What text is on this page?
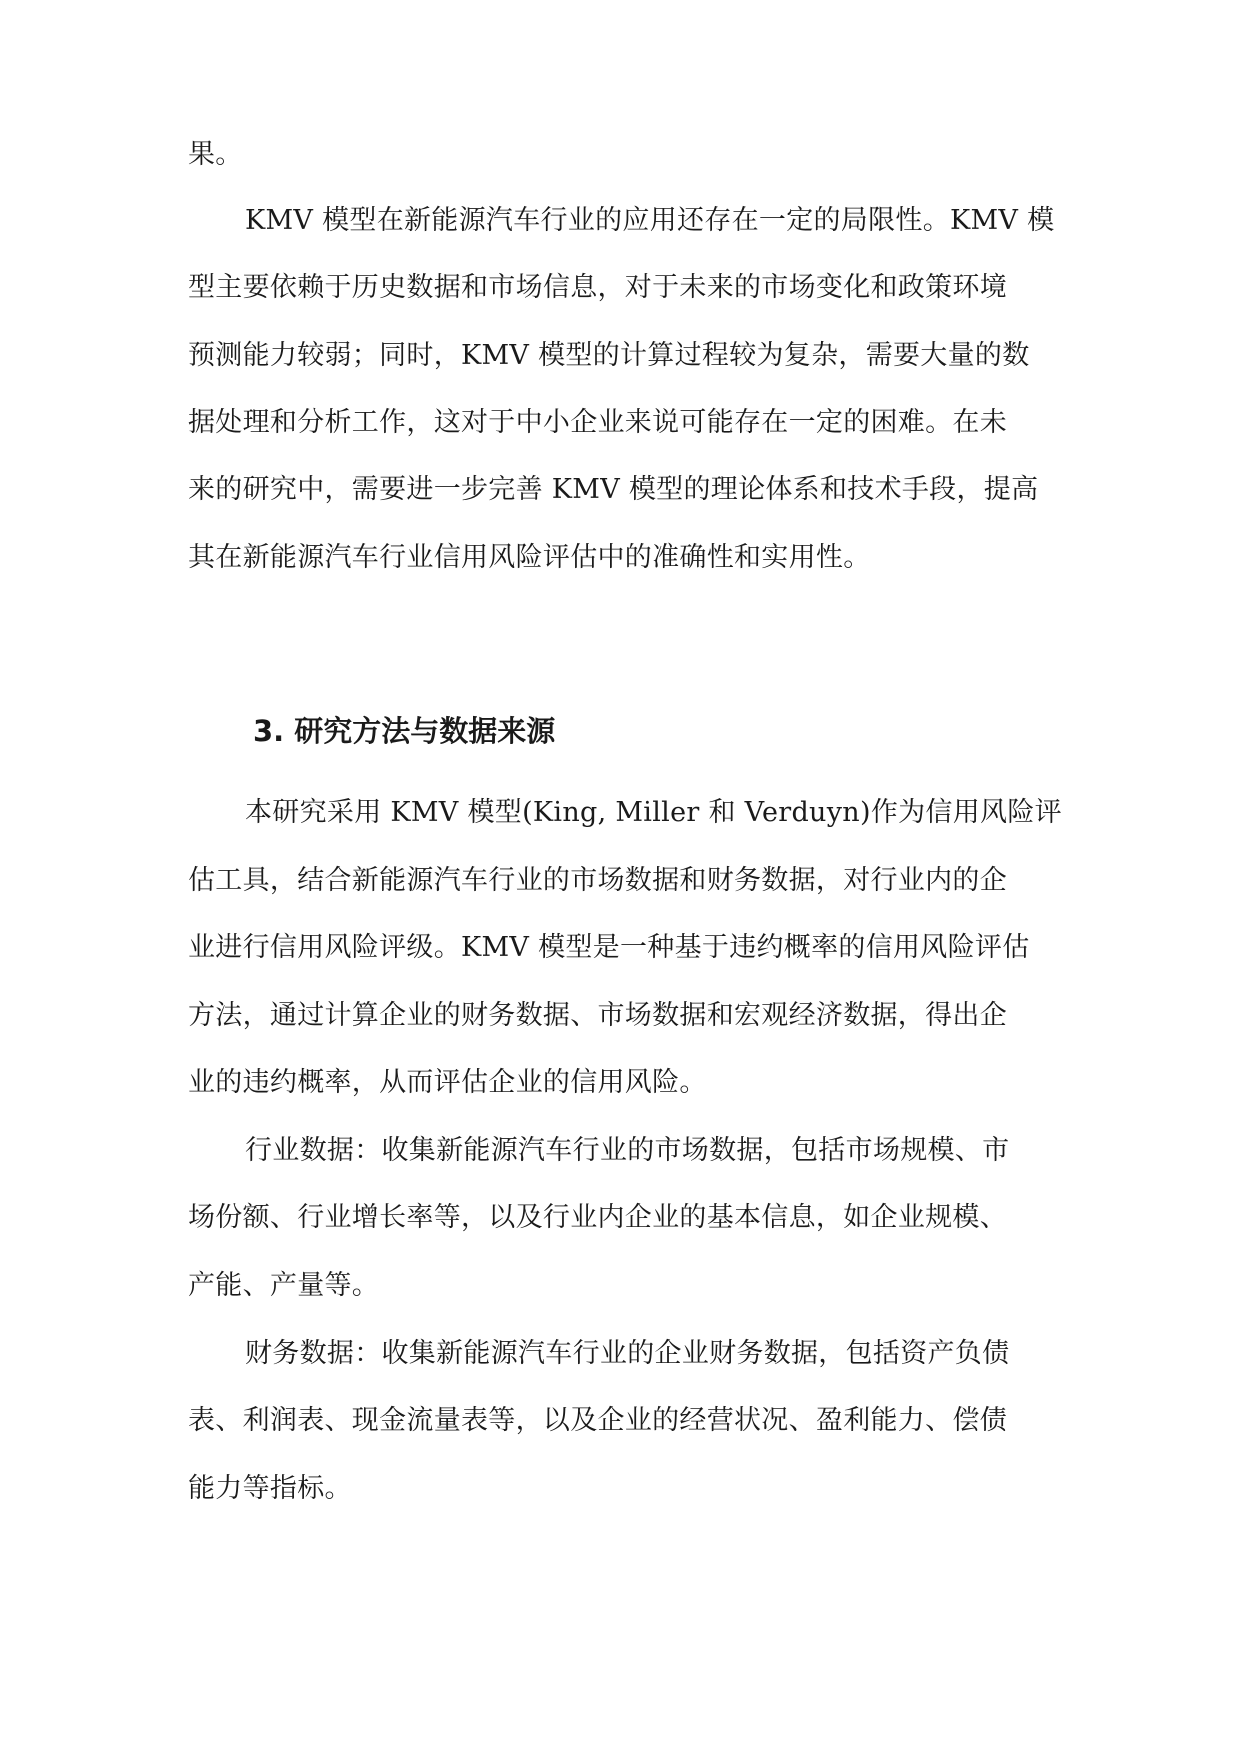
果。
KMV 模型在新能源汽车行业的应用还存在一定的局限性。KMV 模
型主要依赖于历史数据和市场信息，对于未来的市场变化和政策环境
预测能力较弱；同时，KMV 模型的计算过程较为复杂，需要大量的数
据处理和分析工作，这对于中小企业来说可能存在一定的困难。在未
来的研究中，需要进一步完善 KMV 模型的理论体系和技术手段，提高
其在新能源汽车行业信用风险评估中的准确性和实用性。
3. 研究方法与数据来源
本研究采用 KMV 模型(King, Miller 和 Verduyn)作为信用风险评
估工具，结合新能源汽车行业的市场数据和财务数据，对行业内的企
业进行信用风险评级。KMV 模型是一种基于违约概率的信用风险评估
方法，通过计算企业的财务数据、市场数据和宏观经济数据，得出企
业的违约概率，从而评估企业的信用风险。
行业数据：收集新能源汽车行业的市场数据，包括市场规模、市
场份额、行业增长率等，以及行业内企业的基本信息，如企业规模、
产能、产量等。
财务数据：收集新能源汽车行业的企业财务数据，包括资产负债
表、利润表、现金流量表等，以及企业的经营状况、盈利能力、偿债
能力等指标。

::::

*EXERCISE PROMPT:*
Copy the records above exactly. The pictures are not part of the copy.

*TASK RESPONSE:*
What text is on this page?
果。
KMV 模型在新能源汽车行业的应用还存在一定的局限性。KMV 模
型主要依赖于历史数据和市场信息，对于未来的市场变化和政策环境
预测能力较弱；同时，KMV 模型的计算过程较为复杂，需要大量的数
据处理和分析工作，这对于中小企业来说可能存在一定的困难。在未
来的研究中，需要进一步完善 KMV 模型的理论体系和技术手段，提高
其在新能源汽车行业信用风险评估中的准确性和实用性。
3. 研究方法与数据来源
本研究采用 KMV 模型(King, Miller 和 Verduyn)作为信用风险评
估工具，结合新能源汽车行业的市场数据和财务数据，对行业内的企
业进行信用风险评级。KMV 模型是一种基于违约概率的信用风险评估
方法，通过计算企业的财务数据、市场数据和宏观经济数据，得出企
业的违约概率，从而评估企业的信用风险。
行业数据：收集新能源汽车行业的市场数据，包括市场规模、市
场份额、行业增长率等，以及行业内企业的基本信息，如企业规模、
产能、产量等。
财务数据：收集新能源汽车行业的企业财务数据，包括资产负债
表、利润表、现金流量表等，以及企业的经营状况、盈利能力、偿债
能力等指标。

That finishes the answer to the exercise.